▸ Your goal: Write out the listing beneath this instruction in its entirety, exactly as it reads.

# start of Data for processing

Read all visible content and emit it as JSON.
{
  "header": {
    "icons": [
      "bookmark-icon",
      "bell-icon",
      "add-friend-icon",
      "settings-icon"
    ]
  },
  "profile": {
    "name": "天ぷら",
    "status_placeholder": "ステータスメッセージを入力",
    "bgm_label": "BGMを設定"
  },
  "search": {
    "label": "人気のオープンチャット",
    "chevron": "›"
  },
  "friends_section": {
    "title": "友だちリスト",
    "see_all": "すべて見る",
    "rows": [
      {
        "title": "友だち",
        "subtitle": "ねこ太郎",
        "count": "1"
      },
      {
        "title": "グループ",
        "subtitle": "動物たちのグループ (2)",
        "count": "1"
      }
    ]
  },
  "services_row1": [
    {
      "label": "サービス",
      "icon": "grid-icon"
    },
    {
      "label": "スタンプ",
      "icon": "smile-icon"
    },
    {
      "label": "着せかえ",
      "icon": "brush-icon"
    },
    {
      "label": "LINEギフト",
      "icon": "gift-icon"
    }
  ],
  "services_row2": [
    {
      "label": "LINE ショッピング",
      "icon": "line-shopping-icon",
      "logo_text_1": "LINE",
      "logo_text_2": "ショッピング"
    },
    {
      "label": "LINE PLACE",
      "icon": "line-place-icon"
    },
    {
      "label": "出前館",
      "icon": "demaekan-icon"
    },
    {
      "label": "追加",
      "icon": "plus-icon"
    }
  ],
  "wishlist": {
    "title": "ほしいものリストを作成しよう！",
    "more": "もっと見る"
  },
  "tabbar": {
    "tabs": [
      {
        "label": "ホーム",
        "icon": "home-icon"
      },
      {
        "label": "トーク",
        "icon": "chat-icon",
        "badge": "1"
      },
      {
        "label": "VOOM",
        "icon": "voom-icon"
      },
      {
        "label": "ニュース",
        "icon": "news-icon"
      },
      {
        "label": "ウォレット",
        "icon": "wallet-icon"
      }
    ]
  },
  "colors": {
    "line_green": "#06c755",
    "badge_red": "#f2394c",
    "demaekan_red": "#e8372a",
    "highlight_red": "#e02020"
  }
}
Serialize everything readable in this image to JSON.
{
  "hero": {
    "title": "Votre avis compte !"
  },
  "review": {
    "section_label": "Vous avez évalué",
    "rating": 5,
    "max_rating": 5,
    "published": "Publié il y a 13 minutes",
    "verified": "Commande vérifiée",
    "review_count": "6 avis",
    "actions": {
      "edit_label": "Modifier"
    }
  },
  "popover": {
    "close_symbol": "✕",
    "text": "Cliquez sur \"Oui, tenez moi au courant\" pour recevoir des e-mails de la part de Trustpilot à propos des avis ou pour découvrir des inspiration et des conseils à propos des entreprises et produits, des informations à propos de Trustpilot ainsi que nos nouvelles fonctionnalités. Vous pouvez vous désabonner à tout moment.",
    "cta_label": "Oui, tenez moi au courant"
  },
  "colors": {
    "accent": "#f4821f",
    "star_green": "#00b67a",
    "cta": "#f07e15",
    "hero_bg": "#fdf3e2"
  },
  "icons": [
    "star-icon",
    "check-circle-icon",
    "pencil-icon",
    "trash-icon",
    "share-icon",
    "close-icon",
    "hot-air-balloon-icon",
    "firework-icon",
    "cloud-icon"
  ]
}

# end of Data for processing

▸ The answer:
Read all visible content and emit it as JSON.
{
  "header": {
    "icons": [
      "bookmark-icon",
      "bell-icon",
      "add-friend-icon",
      "settings-icon"
    ]
  },
  "profile": {
    "name": "天ぷら",
    "status_placeholder": "ステータスメッセージを入力",
    "bgm_label": "BGMを設定"
  },
  "search": {
    "label": "人気のオープンチャット",
    "chevron": "›"
  },
  "friends_section": {
    "title": "友だちリスト",
    "see_all": "すべて見る",
    "rows": [
      {
        "title": "友だち",
        "subtitle": "ねこ太郎",
        "count": "1"
      },
      {
        "title": "グループ",
        "subtitle": "動物たちのグループ (2)",
        "count": "1"
      }
    ]
  },
  "services_row1": [
    {
      "label": "サービス",
      "icon": "grid-icon"
    },
    {
      "label": "スタンプ",
      "icon": "smile-icon"
    },
    {
      "label": "着せかえ",
      "icon": "brush-icon"
    },
    {
      "label": "LINEギフト",
      "icon": "gift-icon"
    }
  ],
  "services_row2": [
    {
      "label": "LINE ショッピング",
      "icon": "line-shopping-icon",
      "logo_text_1": "LINE",
      "logo_text_2": "ショッピング"
    },
    {
      "label": "LINE PLACE",
      "icon": "line-place-icon"
    },
    {
      "label": "出前館",
      "icon": "demaekan-icon"
    },
    {
      "label": "追加",
      "icon": "plus-icon"
    }
  ],
  "wishlist": {
    "title": "ほしいものリストを作成しよう！",
    "more": "もっと見る"
  },
  "tabbar": {
    "tabs": [
      {
        "label": "ホーム",
        "icon": "home-icon"
      },
      {
        "label": "トーク",
        "icon": "chat-icon",
        "badge": "1"
      },
      {
        "label": "VOOM",
        "icon": "voom-icon"
      },
      {
        "label": "ニュース",
        "icon": "news-icon"
      },
      {
        "label": "ウォレット",
        "icon": "wallet-icon"
      }
    ]
  },
  "colors": {
    "line_green": "#06c755",
    "badge_red": "#f2394c",
    "demaekan_red": "#e8372a",
    "highlight_red": "#e02020"
  }
}
Serialize everything readable in this image to JSON.
{
  "hero": {
    "title": "Votre avis compte !"
  },
  "review": {
    "section_label": "Vous avez évalué",
    "rating": 5,
    "max_rating": 5,
    "published": "Publié il y a 13 minutes",
    "verified": "Commande vérifiée",
    "review_count": "6 avis",
    "actions": {
      "edit_label": "Modifier"
    }
  },
  "popover": {
    "close_symbol": "✕",
    "text": "Cliquez sur \"Oui, tenez moi au courant\" pour recevoir des e-mails de la part de Trustpilot à propos des avis ou pour découvrir des inspiration et des conseils à propos des entreprises et produits, des informations à propos de Trustpilot ainsi que nos nouvelles fonctionnalités. Vous pouvez vous désabonner à tout moment.",
    "cta_label": "Oui, tenez moi au courant"
  },
  "colors": {
    "accent": "#f4821f",
    "star_green": "#00b67a",
    "cta": "#f07e15",
    "hero_bg": "#fdf3e2"
  },
  "icons": [
    "star-icon",
    "check-circle-icon",
    "pencil-icon",
    "trash-icon",
    "share-icon",
    "close-icon",
    "hot-air-balloon-icon",
    "firework-icon",
    "cloud-icon"
  ]
}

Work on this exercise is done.